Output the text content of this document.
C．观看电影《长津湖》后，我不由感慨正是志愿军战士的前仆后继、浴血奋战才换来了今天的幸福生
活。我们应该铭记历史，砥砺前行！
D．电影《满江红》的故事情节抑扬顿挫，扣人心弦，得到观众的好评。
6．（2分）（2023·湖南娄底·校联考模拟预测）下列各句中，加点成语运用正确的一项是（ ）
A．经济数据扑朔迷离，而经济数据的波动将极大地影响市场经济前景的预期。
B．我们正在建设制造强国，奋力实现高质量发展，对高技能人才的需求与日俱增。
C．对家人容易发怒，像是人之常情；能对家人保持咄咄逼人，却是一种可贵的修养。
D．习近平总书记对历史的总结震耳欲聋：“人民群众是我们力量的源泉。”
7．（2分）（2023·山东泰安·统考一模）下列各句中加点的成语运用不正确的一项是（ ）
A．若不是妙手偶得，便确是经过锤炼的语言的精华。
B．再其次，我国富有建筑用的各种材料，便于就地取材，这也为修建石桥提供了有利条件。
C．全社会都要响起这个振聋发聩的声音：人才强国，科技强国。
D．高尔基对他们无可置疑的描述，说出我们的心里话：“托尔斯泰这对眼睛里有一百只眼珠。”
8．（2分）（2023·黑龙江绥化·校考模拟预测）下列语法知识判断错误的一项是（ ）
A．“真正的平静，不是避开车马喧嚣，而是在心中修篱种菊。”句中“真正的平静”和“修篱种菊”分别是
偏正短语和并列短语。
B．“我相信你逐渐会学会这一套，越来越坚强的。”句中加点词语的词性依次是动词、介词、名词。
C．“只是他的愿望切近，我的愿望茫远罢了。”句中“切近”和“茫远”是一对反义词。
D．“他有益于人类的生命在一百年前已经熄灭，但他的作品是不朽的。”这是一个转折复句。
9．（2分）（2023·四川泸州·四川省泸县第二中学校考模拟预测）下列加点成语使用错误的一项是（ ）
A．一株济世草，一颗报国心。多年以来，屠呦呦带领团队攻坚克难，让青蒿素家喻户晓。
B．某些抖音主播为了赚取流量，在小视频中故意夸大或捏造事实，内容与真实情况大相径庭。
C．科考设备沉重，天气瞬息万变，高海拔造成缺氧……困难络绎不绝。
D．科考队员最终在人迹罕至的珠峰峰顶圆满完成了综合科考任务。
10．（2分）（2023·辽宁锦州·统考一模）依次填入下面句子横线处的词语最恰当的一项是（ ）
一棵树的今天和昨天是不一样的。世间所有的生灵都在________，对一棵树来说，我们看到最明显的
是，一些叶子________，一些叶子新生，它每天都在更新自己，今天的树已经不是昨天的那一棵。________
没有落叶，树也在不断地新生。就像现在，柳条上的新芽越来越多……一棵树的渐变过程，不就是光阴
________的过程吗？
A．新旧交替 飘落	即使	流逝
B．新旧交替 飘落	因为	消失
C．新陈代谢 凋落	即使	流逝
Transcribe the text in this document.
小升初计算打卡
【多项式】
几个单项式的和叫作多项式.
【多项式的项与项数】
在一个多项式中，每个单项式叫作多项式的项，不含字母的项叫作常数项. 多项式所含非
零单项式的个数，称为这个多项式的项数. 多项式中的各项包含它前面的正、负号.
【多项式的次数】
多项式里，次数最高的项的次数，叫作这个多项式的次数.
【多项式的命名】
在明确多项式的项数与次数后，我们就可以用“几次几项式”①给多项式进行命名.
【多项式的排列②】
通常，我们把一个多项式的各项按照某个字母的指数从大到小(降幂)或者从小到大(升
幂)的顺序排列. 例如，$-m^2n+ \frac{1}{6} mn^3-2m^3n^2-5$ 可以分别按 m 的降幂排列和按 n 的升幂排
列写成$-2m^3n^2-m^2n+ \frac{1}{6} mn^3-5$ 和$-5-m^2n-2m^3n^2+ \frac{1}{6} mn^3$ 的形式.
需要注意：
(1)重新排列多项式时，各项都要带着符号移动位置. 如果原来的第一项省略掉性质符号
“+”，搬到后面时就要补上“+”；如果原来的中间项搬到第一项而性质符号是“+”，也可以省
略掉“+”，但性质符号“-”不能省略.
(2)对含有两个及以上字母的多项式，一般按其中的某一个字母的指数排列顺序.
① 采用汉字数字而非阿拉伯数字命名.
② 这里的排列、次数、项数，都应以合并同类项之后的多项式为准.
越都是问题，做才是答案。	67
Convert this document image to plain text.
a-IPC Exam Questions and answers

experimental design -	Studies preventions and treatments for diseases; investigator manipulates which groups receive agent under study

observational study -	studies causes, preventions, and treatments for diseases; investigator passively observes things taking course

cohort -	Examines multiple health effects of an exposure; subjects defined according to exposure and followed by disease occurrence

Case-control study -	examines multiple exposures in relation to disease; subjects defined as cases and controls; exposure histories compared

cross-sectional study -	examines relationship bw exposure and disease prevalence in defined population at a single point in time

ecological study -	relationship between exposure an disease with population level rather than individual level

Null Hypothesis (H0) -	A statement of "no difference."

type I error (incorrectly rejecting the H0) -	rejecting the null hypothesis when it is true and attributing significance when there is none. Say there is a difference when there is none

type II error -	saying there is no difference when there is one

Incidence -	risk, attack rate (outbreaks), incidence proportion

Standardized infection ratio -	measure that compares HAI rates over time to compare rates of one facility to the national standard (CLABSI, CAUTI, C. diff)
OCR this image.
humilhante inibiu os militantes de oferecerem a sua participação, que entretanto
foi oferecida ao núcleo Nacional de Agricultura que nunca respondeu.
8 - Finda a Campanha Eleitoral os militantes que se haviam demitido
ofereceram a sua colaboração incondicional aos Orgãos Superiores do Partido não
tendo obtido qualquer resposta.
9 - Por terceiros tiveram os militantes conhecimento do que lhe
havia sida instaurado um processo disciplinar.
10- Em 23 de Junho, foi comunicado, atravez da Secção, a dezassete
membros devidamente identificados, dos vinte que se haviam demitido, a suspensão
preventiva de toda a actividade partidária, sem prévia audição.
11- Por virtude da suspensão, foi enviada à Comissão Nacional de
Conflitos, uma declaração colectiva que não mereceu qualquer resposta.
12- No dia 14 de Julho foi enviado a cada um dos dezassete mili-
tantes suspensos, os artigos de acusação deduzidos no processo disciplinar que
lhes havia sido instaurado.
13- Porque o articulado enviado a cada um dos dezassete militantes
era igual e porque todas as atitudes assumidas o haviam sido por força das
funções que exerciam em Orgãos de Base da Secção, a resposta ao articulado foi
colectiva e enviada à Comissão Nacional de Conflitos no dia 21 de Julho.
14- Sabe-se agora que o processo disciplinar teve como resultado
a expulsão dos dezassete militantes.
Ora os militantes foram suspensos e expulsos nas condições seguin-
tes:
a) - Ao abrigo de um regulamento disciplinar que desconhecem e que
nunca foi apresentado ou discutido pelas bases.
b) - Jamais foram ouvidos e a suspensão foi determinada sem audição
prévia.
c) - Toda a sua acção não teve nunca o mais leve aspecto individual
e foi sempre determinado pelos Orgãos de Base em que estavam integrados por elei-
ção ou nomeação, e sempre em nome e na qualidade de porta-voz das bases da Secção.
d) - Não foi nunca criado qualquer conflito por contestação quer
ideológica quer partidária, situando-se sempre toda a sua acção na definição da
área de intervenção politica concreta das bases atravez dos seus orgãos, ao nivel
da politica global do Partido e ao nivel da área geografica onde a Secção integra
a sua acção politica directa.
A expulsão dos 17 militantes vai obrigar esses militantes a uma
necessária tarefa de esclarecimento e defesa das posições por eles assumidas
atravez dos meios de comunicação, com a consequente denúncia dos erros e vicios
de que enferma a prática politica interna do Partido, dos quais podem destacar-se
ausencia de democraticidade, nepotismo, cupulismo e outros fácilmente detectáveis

**Work to do:** Write the complete data out, exactly as above.

**Solution to this exercise:**
Output the text content of this document.
C．观看电影《长津湖》后，我不由感慨正是志愿军战士的前仆后继、浴血奋战才换来了今天的幸福生
活。我们应该铭记历史，砥砺前行！
D．电影《满江红》的故事情节抑扬顿挫，扣人心弦，得到观众的好评。
6．（2分）（2023·湖南娄底·校联考模拟预测）下列各句中，加点成语运用正确的一项是（ ）
A．经济数据扑朔迷离，而经济数据的波动将极大地影响市场经济前景的预期。
B．我们正在建设制造强国，奋力实现高质量发展，对高技能人才的需求与日俱增。
C．对家人容易发怒，像是人之常情；能对家人保持咄咄逼人，却是一种可贵的修养。
D．习近平总书记对历史的总结震耳欲聋：“人民群众是我们力量的源泉。”
7．（2分）（2023·山东泰安·统考一模）下列各句中加点的成语运用不正确的一项是（ ）
A．若不是妙手偶得，便确是经过锤炼的语言的精华。
B．再其次，我国富有建筑用的各种材料，便于就地取材，这也为修建石桥提供了有利条件。
C．全社会都要响起这个振聋发聩的声音：人才强国，科技强国。
D．高尔基对他们无可置疑的描述，说出我们的心里话：“托尔斯泰这对眼睛里有一百只眼珠。”
8．（2分）（2023·黑龙江绥化·校考模拟预测）下列语法知识判断错误的一项是（ ）
A．“真正的平静，不是避开车马喧嚣，而是在心中修篱种菊。”句中“真正的平静”和“修篱种菊”分别是
偏正短语和并列短语。
B．“我相信你逐渐会学会这一套，越来越坚强的。”句中加点词语的词性依次是动词、介词、名词。
C．“只是他的愿望切近，我的愿望茫远罢了。”句中“切近”和“茫远”是一对反义词。
D．“他有益于人类的生命在一百年前已经熄灭，但他的作品是不朽的。”这是一个转折复句。
9．（2分）（2023·四川泸州·四川省泸县第二中学校考模拟预测）下列加点成语使用错误的一项是（ ）
A．一株济世草，一颗报国心。多年以来，屠呦呦带领团队攻坚克难，让青蒿素家喻户晓。
B．某些抖音主播为了赚取流量，在小视频中故意夸大或捏造事实，内容与真实情况大相径庭。
C．科考设备沉重，天气瞬息万变，高海拔造成缺氧……困难络绎不绝。
D．科考队员最终在人迹罕至的珠峰峰顶圆满完成了综合科考任务。
10．（2分）（2023·辽宁锦州·统考一模）依次填入下面句子横线处的词语最恰当的一项是（ ）
一棵树的今天和昨天是不一样的。世间所有的生灵都在________，对一棵树来说，我们看到最明显的
是，一些叶子________，一些叶子新生，它每天都在更新自己，今天的树已经不是昨天的那一棵。________
没有落叶，树也在不断地新生。就像现在，柳条上的新芽越来越多……一棵树的渐变过程，不就是光阴
________的过程吗？
A．新旧交替 飘落	即使	流逝
B．新旧交替 飘落	因为	消失
C．新陈代谢 凋落	即使	流逝
Transcribe the text in this document.
小升初计算打卡
【多项式】
几个单项式的和叫作多项式.
【多项式的项与项数】
在一个多项式中，每个单项式叫作多项式的项，不含字母的项叫作常数项. 多项式所含非
零单项式的个数，称为这个多项式的项数. 多项式中的各项包含它前面的正、负号.
【多项式的次数】
多项式里，次数最高的项的次数，叫作这个多项式的次数.
【多项式的命名】
在明确多项式的项数与次数后，我们就可以用“几次几项式”①给多项式进行命名.
【多项式的排列②】
通常，我们把一个多项式的各项按照某个字母的指数从大到小(降幂)或者从小到大(升
幂)的顺序排列. 例如，$-m^2n+ \frac{1}{6} mn^3-2m^3n^2-5$ 可以分别按 m 的降幂排列和按 n 的升幂排
列写成$-2m^3n^2-m^2n+ \frac{1}{6} mn^3-5$ 和$-5-m^2n-2m^3n^2+ \frac{1}{6} mn^3$ 的形式.
需要注意：
(1)重新排列多项式时，各项都要带着符号移动位置. 如果原来的第一项省略掉性质符号
“+”，搬到后面时就要补上“+”；如果原来的中间项搬到第一项而性质符号是“+”，也可以省
略掉“+”，但性质符号“-”不能省略.
(2)对含有两个及以上字母的多项式，一般按其中的某一个字母的指数排列顺序.
① 采用汉字数字而非阿拉伯数字命名.
② 这里的排列、次数、项数，都应以合并同类项之后的多项式为准.
越都是问题，做才是答案。	67
Convert this document image to plain text.
a-IPC Exam Questions and answers

experimental design -	Studies preventions and treatments for diseases; investigator manipulates which groups receive agent under study

observational study -	studies causes, preventions, and treatments for diseases; investigator passively observes things taking course

cohort -	Examines multiple health effects of an exposure; subjects defined according to exposure and followed by disease occurrence

Case-control study -	examines multiple exposures in relation to disease; subjects defined as cases and controls; exposure histories compared

cross-sectional study -	examines relationship bw exposure and disease prevalence in defined population at a single point in time

ecological study -	relationship between exposure an disease with population level rather than individual level

Null Hypothesis (H0) -	A statement of "no difference."

type I error (incorrectly rejecting the H0) -	rejecting the null hypothesis when it is true and attributing significance when there is none. Say there is a difference when there is none

type II error -	saying there is no difference when there is one

Incidence -	risk, attack rate (outbreaks), incidence proportion

Standardized infection ratio -	measure that compares HAI rates over time to compare rates of one facility to the national standard (CLABSI, CAUTI, C. diff)
OCR this image.
humilhante inibiu os militantes de oferecerem a sua participação, que entretanto
foi oferecida ao núcleo Nacional de Agricultura que nunca respondeu.
8 - Finda a Campanha Eleitoral os militantes que se haviam demitido
ofereceram a sua colaboração incondicional aos Orgãos Superiores do Partido não
tendo obtido qualquer resposta.
9 - Por terceiros tiveram os militantes conhecimento do que lhe
havia sida instaurado um processo disciplinar.
10- Em 23 de Junho, foi comunicado, atravez da Secção, a dezassete
membros devidamente identificados, dos vinte que se haviam demitido, a suspensão
preventiva de toda a actividade partidária, sem prévia audição.
11- Por virtude da suspensão, foi enviada à Comissão Nacional de
Conflitos, uma declaração colectiva que não mereceu qualquer resposta.
12- No dia 14 de Julho foi enviado a cada um dos dezassete mili-
tantes suspensos, os artigos de acusação deduzidos no processo disciplinar que
lhes havia sido instaurado.
13- Porque o articulado enviado a cada um dos dezassete militantes
era igual e porque todas as atitudes assumidas o haviam sido por força das
funções que exerciam em Orgãos de Base da Secção, a resposta ao articulado foi
colectiva e enviada à Comissão Nacional de Conflitos no dia 21 de Julho.
14- Sabe-se agora que o processo disciplinar teve como resultado
a expulsão dos dezassete militantes.
Ora os militantes foram suspensos e expulsos nas condições seguin-
tes:
a) - Ao abrigo de um regulamento disciplinar que desconhecem e que
nunca foi apresentado ou discutido pelas bases.
b) - Jamais foram ouvidos e a suspensão foi determinada sem audição
prévia.
c) - Toda a sua acção não teve nunca o mais leve aspecto individual
e foi sempre determinado pelos Orgãos de Base em que estavam integrados por elei-
ção ou nomeação, e sempre em nome e na qualidade de porta-voz das bases da Secção.
d) - Não foi nunca criado qualquer conflito por contestação quer
ideológica quer partidária, situando-se sempre toda a sua acção na definição da
área de intervenção politica concreta das bases atravez dos seus orgãos, ao nivel
da politica global do Partido e ao nivel da área geografica onde a Secção integra
a sua acção politica directa.
A expulsão dos 17 militantes vai obrigar esses militantes a uma
necessária tarefa de esclarecimento e defesa das posições por eles assumidas
atravez dos meios de comunicação, com a consequente denúncia dos erros e vicios
de que enferma a prática politica interna do Partido, dos quais podem destacar-se
ausencia de democraticidade, nepotismo, cupulismo e outros fácilmente detectáveis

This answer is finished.